## Task brief
Copy out all the lines where "平台设置" shows up.

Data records

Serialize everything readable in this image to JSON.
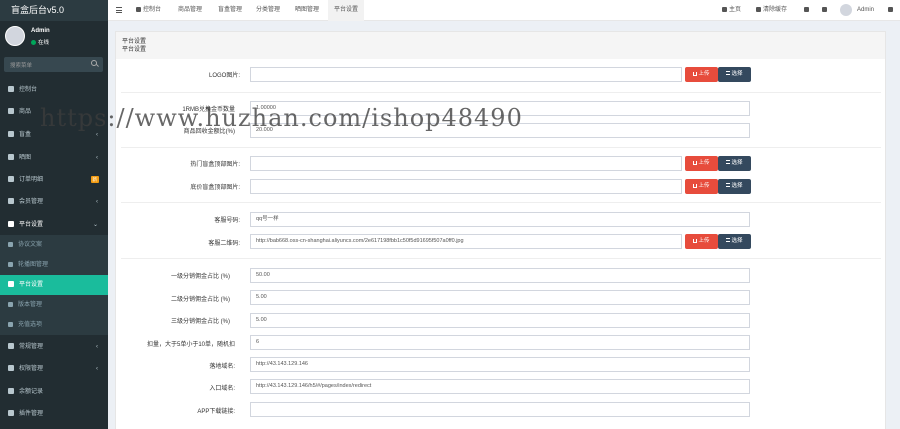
{
  "sidebar": {
    "logo": "盲盒后台v5.0",
    "user": {
      "name": "Admin",
      "status": "在线"
    },
    "search_placeholder": "搜索菜单",
    "items": [
      {
        "label": "控制台",
        "icon": "dashboard-icon"
      },
      {
        "label": "商品",
        "icon": "shopping-bag-icon"
      },
      {
        "label": "盲盒",
        "icon": "tag-icon",
        "caret": "‹"
      },
      {
        "label": "晒图",
        "icon": "image-icon",
        "caret": "‹"
      },
      {
        "label": "订单明细",
        "icon": "list-icon",
        "badge": "新"
      },
      {
        "label": "会员管理",
        "icon": "users-icon",
        "caret": "‹"
      },
      {
        "label": "平台设置",
        "icon": "gear-icon",
        "caret": "⌄"
      },
      {
        "label": "协议文案",
        "icon": "doc-icon"
      },
      {
        "label": "轮播图管理",
        "icon": "image-icon"
      },
      {
        "label": "平台设置",
        "icon": "gear-icon"
      },
      {
        "label": "版本管理",
        "icon": "version-icon"
      },
      {
        "label": "充值选项",
        "icon": "coin-icon"
      },
      {
        "label": "常规管理",
        "icon": "cogs-icon",
        "caret": "‹"
      },
      {
        "label": "权限管理",
        "icon": "users-icon",
        "caret": "‹"
      },
      {
        "label": "余额记录",
        "icon": "yen-icon"
      },
      {
        "label": "插件管理",
        "icon": "rocket-icon"
      }
    ]
  },
  "topbar": {
    "tabs": [
      "控制台",
      "商品管理",
      "盲盒管理",
      "分类管理",
      "晒图管理",
      "平台设置"
    ],
    "home": "主页",
    "clear_cache": "清除缓存",
    "user": "Admin"
  },
  "page": {
    "title": "平台设置",
    "subtitle": "平台设置"
  },
  "form": {
    "upload_label": "上传",
    "select_label": "选择",
    "fields": {
      "logo": {
        "label": "LOGO图片:",
        "value": ""
      },
      "rmb_rate": {
        "label": "1RMB兑换金币数量",
        "value": "1.00000"
      },
      "recycle": {
        "label": "商品回收金额比(%)",
        "value": "20.000"
      },
      "hot_img": {
        "label": "热门盲盒顶部图片:",
        "value": ""
      },
      "cheap_img": {
        "label": "底价盲盒顶部图片:",
        "value": ""
      },
      "service": {
        "label": "客服号码:",
        "value": "qq号一样"
      },
      "qrcode": {
        "label": "客服二维码:",
        "value": "http://bab668.oss-cn-shanghai.aliyuncs.com/2e617198fbb1c50f5d91695f507a0ff0.jpg"
      },
      "level1": {
        "label": "一级分销佣金占比 (%)",
        "value": "50.00"
      },
      "level2": {
        "label": "二级分销佣金占比 (%)",
        "value": "5.00"
      },
      "level3": {
        "label": "三级分销佣金占比 (%)",
        "value": "5.00"
      },
      "deduct": {
        "label": "扣量，大于5单小于10单，随机扣",
        "value": "6"
      },
      "landing": {
        "label": "落地域名:",
        "value": "http://43.143.129.146"
      },
      "entry": {
        "label": "入口域名:",
        "value": "http://43.143.129.146/h5/#/pages/index/redirect"
      },
      "app": {
        "label": "APP下载链接:",
        "value": ""
      }
    }
  },
  "watermark": "https://www.huzhan.com/ishop48490"
}
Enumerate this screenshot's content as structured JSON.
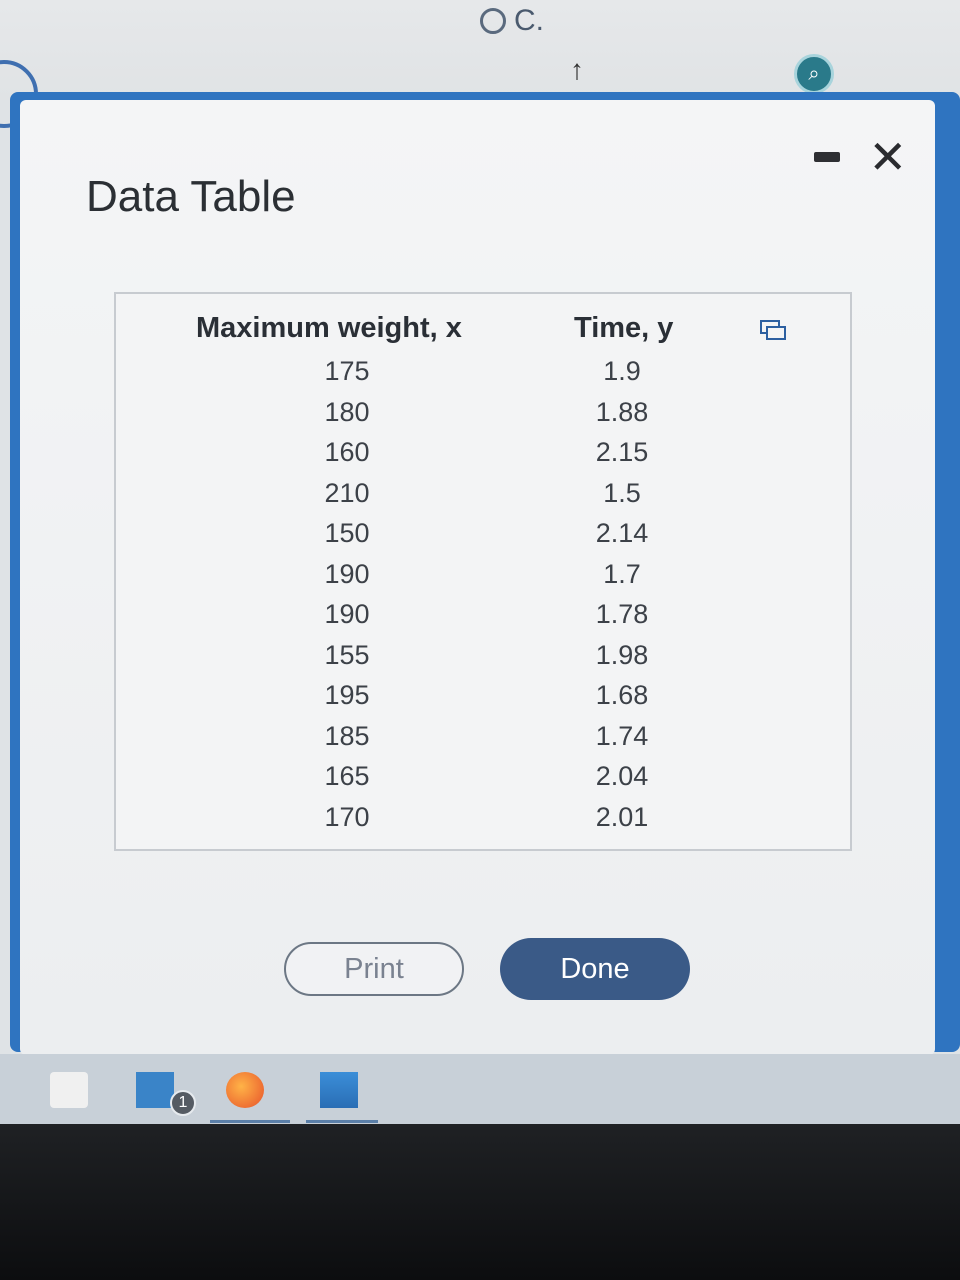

## Task solution
        "label": "平台设置",
        "label": "平台设置",
      "平台设置"
    "title": "平台设置",
    "subtitle": "平台设置"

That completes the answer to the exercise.